_THE PROBLEM_
Your task is to repeat the entries underneath exactly, minus the pictures.

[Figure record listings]
** BEGIN **

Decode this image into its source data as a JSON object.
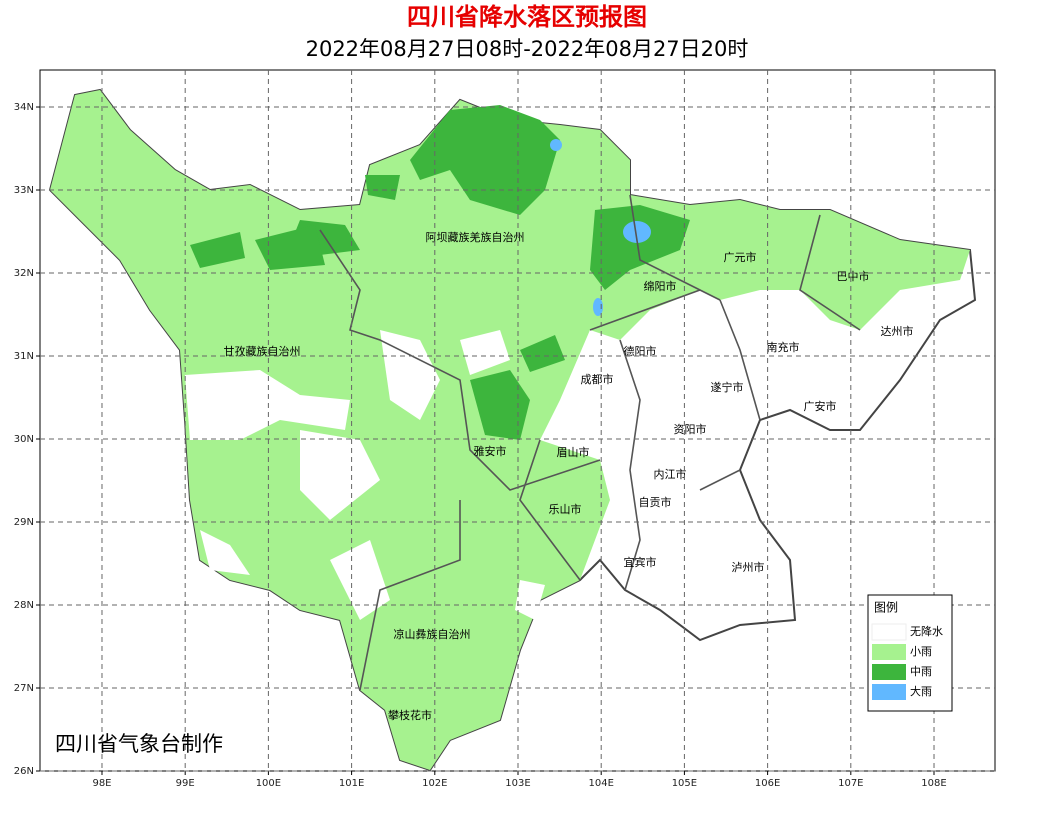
{
  "header": {
    "title": "四川省降水落区预报图",
    "subtitle": "2022年08月27日08时-2022年08月27日20时"
  },
  "map": {
    "xlim": [
      97.255,
      108.733
    ],
    "ylim": [
      26,
      34.446
    ],
    "xticks": [
      {
        "value": 98,
        "label": "98E"
      },
      {
        "value": 99,
        "label": "99E"
      },
      {
        "value": 100,
        "label": "100E"
      },
      {
        "value": 101,
        "label": "101E"
      },
      {
        "value": 102,
        "label": "102E"
      },
      {
        "value": 103,
        "label": "103E"
      },
      {
        "value": 104,
        "label": "104E"
      },
      {
        "value": 105,
        "label": "105E"
      },
      {
        "value": 106,
        "label": "106E"
      },
      {
        "value": 107,
        "label": "107E"
      },
      {
        "value": 108,
        "label": "108E"
      }
    ],
    "yticks": [
      {
        "value": 26,
        "label": "26N"
      },
      {
        "value": 27,
        "label": "27N"
      },
      {
        "value": 28,
        "label": "28N"
      },
      {
        "value": 29,
        "label": "29N"
      },
      {
        "value": 30,
        "label": "30N"
      },
      {
        "value": 31,
        "label": "31N"
      },
      {
        "value": 32,
        "label": "32N"
      },
      {
        "value": 33,
        "label": "33N"
      },
      {
        "value": 34,
        "label": "34N"
      }
    ],
    "labels": [
      "阿坝藏族羌族自治州",
      "甘孜藏族自治州",
      "凉山彝族自治州",
      "攀枝花市",
      "雅安市",
      "眉山市",
      "乐山市",
      "成都市",
      "德阳市",
      "绵阳市",
      "广元市",
      "巴中市",
      "达州市",
      "南充市",
      "遂宁市",
      "广安市",
      "资阳市",
      "内江市",
      "自贡市",
      "宜宾市",
      "泸州市"
    ]
  },
  "legend": {
    "title": "图例",
    "items": [
      {
        "label": "无降水",
        "color": "#ffffff"
      },
      {
        "label": "小雨",
        "color": "#a6f28f"
      },
      {
        "label": "中雨",
        "color": "#3db53d"
      },
      {
        "label": "大雨",
        "color": "#61b8ff"
      }
    ]
  },
  "footer": "四川省气象台制作"
}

** END **

_RESULT OF THIS EXERCISE_
Decode this image into its source data as a JSON object.
{
  "header": {
    "title": "四川省降水落区预报图",
    "subtitle": "2022年08月27日08时-2022年08月27日20时"
  },
  "map": {
    "xlim": [
      97.255,
      108.733
    ],
    "ylim": [
      26,
      34.446
    ],
    "xticks": [
      {
        "value": 98,
        "label": "98E"
      },
      {
        "value": 99,
        "label": "99E"
      },
      {
        "value": 100,
        "label": "100E"
      },
      {
        "value": 101,
        "label": "101E"
      },
      {
        "value": 102,
        "label": "102E"
      },
      {
        "value": 103,
        "label": "103E"
      },
      {
        "value": 104,
        "label": "104E"
      },
      {
        "value": 105,
        "label": "105E"
      },
      {
        "value": 106,
        "label": "106E"
      },
      {
        "value": 107,
        "label": "107E"
      },
      {
        "value": 108,
        "label": "108E"
      }
    ],
    "yticks": [
      {
        "value": 26,
        "label": "26N"
      },
      {
        "value": 27,
        "label": "27N"
      },
      {
        "value": 28,
        "label": "28N"
      },
      {
        "value": 29,
        "label": "29N"
      },
      {
        "value": 30,
        "label": "30N"
      },
      {
        "value": 31,
        "label": "31N"
      },
      {
        "value": 32,
        "label": "32N"
      },
      {
        "value": 33,
        "label": "33N"
      },
      {
        "value": 34,
        "label": "34N"
      }
    ],
    "labels": [
      "阿坝藏族羌族自治州",
      "甘孜藏族自治州",
      "凉山彝族自治州",
      "攀枝花市",
      "雅安市",
      "眉山市",
      "乐山市",
      "成都市",
      "德阳市",
      "绵阳市",
      "广元市",
      "巴中市",
      "达州市",
      "南充市",
      "遂宁市",
      "广安市",
      "资阳市",
      "内江市",
      "自贡市",
      "宜宾市",
      "泸州市"
    ]
  },
  "legend": {
    "title": "图例",
    "items": [
      {
        "label": "无降水",
        "color": "#ffffff"
      },
      {
        "label": "小雨",
        "color": "#a6f28f"
      },
      {
        "label": "中雨",
        "color": "#3db53d"
      },
      {
        "label": "大雨",
        "color": "#61b8ff"
      }
    ]
  },
  "footer": "四川省气象台制作"
}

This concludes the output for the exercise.